■ INSTRUCTIONS FOR THE TASK ■
Restate the full listing word for word and leave the pictures out.

• • •

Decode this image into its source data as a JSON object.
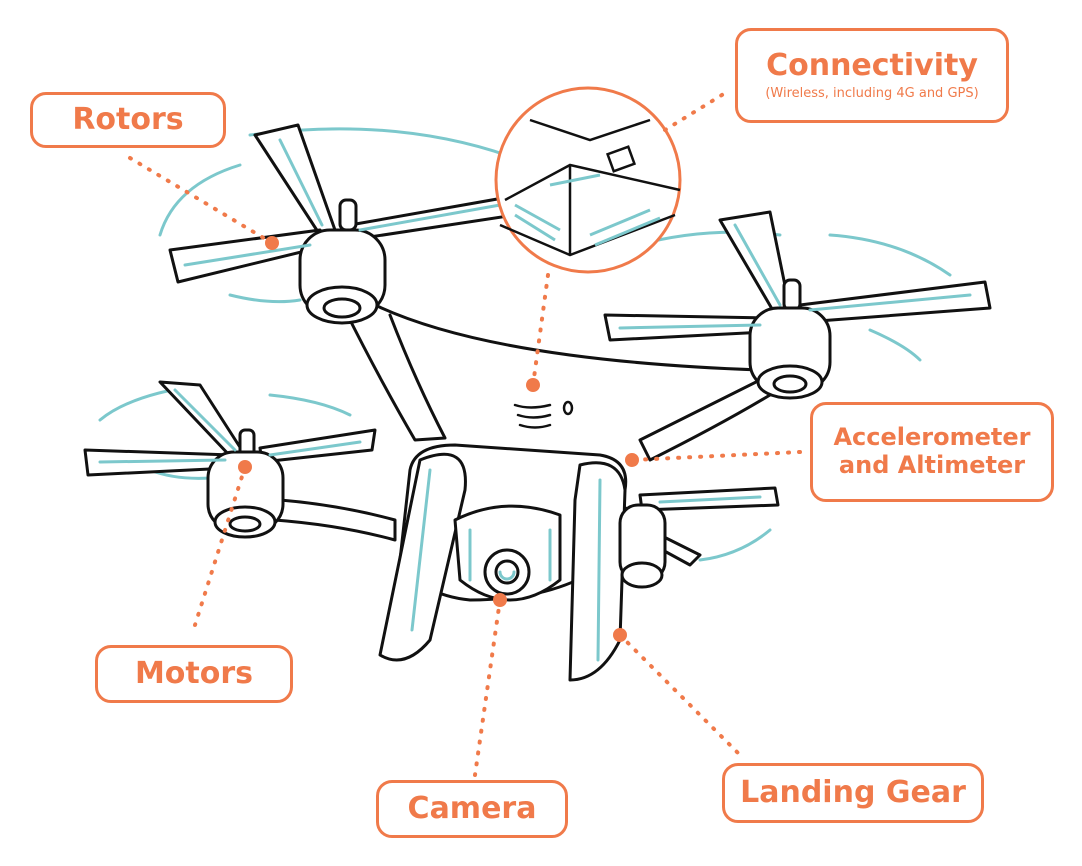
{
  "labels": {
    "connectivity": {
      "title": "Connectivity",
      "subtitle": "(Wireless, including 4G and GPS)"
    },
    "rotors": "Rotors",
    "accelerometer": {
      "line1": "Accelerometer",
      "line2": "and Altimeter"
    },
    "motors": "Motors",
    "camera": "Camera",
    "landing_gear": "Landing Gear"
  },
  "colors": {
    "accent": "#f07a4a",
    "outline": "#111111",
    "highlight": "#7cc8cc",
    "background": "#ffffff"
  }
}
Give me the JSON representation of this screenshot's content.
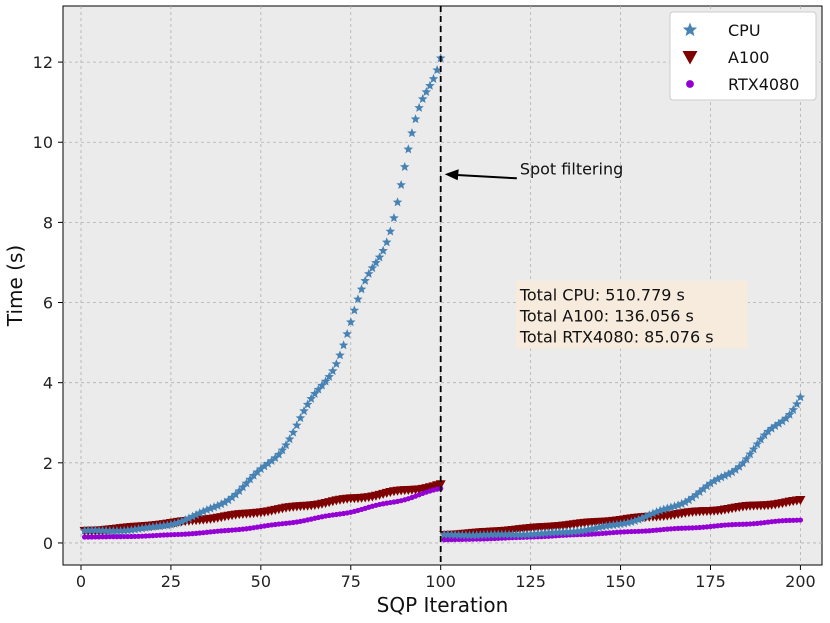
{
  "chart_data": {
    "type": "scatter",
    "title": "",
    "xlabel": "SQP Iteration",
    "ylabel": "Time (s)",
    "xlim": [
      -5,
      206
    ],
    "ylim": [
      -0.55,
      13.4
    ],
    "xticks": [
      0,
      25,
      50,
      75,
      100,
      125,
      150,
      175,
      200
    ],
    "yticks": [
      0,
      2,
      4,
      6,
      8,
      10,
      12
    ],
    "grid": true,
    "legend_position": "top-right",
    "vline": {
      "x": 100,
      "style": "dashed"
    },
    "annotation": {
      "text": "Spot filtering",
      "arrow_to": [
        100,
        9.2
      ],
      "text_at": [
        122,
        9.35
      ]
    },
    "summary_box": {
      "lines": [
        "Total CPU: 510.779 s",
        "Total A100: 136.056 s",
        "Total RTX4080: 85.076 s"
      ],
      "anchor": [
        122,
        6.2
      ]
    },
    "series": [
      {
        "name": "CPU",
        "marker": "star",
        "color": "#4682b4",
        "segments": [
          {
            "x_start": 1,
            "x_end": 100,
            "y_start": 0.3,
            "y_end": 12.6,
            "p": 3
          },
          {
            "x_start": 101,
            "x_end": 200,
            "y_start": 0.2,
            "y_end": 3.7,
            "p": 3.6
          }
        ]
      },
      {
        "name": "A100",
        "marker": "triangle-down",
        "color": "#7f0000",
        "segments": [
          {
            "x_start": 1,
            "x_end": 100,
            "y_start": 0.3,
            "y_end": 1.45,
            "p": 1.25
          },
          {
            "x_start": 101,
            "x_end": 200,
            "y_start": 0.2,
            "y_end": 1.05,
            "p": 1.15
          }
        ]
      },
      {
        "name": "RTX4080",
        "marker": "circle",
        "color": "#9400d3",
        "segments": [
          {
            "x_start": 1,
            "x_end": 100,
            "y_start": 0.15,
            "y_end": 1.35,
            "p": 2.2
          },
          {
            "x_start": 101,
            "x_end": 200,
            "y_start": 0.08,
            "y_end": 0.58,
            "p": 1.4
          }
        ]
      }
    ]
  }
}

• • •

■ CORRECT OUTPUT ■
Decode this image into its source data as a JSON object.
{
  "labels": {
    "connectivity": {
      "title": "Connectivity",
      "subtitle": "(Wireless, including 4G and GPS)"
    },
    "rotors": "Rotors",
    "accelerometer": {
      "line1": "Accelerometer",
      "line2": "and Altimeter"
    },
    "motors": "Motors",
    "camera": "Camera",
    "landing_gear": "Landing Gear"
  },
  "colors": {
    "accent": "#f07a4a",
    "outline": "#111111",
    "highlight": "#7cc8cc",
    "background": "#ffffff"
  }
}
Give me the JSON representation of this screenshot's content.
{
  "chart_data": {
    "type": "scatter",
    "title": "",
    "xlabel": "SQP Iteration",
    "ylabel": "Time (s)",
    "xlim": [
      -5,
      206
    ],
    "ylim": [
      -0.55,
      13.4
    ],
    "xticks": [
      0,
      25,
      50,
      75,
      100,
      125,
      150,
      175,
      200
    ],
    "yticks": [
      0,
      2,
      4,
      6,
      8,
      10,
      12
    ],
    "grid": true,
    "legend_position": "top-right",
    "vline": {
      "x": 100,
      "style": "dashed"
    },
    "annotation": {
      "text": "Spot filtering",
      "arrow_to": [
        100,
        9.2
      ],
      "text_at": [
        122,
        9.35
      ]
    },
    "summary_box": {
      "lines": [
        "Total CPU: 510.779 s",
        "Total A100: 136.056 s",
        "Total RTX4080: 85.076 s"
      ],
      "anchor": [
        122,
        6.2
      ]
    },
    "series": [
      {
        "name": "CPU",
        "marker": "star",
        "color": "#4682b4",
        "segments": [
          {
            "x_start": 1,
            "x_end": 100,
            "y_start": 0.3,
            "y_end": 12.6,
            "p": 3
          },
          {
            "x_start": 101,
            "x_end": 200,
            "y_start": 0.2,
            "y_end": 3.7,
            "p": 3.6
          }
        ]
      },
      {
        "name": "A100",
        "marker": "triangle-down",
        "color": "#7f0000",
        "segments": [
          {
            "x_start": 1,
            "x_end": 100,
            "y_start": 0.3,
            "y_end": 1.45,
            "p": 1.25
          },
          {
            "x_start": 101,
            "x_end": 200,
            "y_start": 0.2,
            "y_end": 1.05,
            "p": 1.15
          }
        ]
      },
      {
        "name": "RTX4080",
        "marker": "circle",
        "color": "#9400d3",
        "segments": [
          {
            "x_start": 1,
            "x_end": 100,
            "y_start": 0.15,
            "y_end": 1.35,
            "p": 2.2
          },
          {
            "x_start": 101,
            "x_end": 200,
            "y_start": 0.08,
            "y_end": 0.58,
            "p": 1.4
          }
        ]
      }
    ]
  }
}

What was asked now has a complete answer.